**WHAT IS BEING ASKED**
Pick out each line containing the string "个长方体" and copy it.
:: SUPPLIED MATERIAL ::
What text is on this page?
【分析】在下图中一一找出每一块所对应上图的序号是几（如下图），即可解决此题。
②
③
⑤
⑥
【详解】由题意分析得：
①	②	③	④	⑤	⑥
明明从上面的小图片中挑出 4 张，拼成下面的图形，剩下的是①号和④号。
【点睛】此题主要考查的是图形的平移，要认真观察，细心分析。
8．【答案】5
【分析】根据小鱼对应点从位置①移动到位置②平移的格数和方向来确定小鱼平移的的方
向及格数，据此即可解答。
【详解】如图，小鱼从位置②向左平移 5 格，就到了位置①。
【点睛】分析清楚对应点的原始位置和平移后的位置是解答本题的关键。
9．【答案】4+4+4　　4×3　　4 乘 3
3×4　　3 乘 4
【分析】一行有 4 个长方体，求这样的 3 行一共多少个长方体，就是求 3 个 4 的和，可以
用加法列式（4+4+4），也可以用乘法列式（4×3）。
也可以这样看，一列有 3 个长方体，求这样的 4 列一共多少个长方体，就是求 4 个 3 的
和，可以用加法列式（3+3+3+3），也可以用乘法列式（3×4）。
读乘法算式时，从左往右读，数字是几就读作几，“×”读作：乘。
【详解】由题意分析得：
:::
**SOLVED PROBLEM**
【分析】一行有 4 个长方体，求这样的 3 行一共多少个长方体，就是求 3 个 4 的和，可以
也可以这样看，一列有 3 个长方体，求这样的 4 列一共多少个长方体，就是求 4 个 3 的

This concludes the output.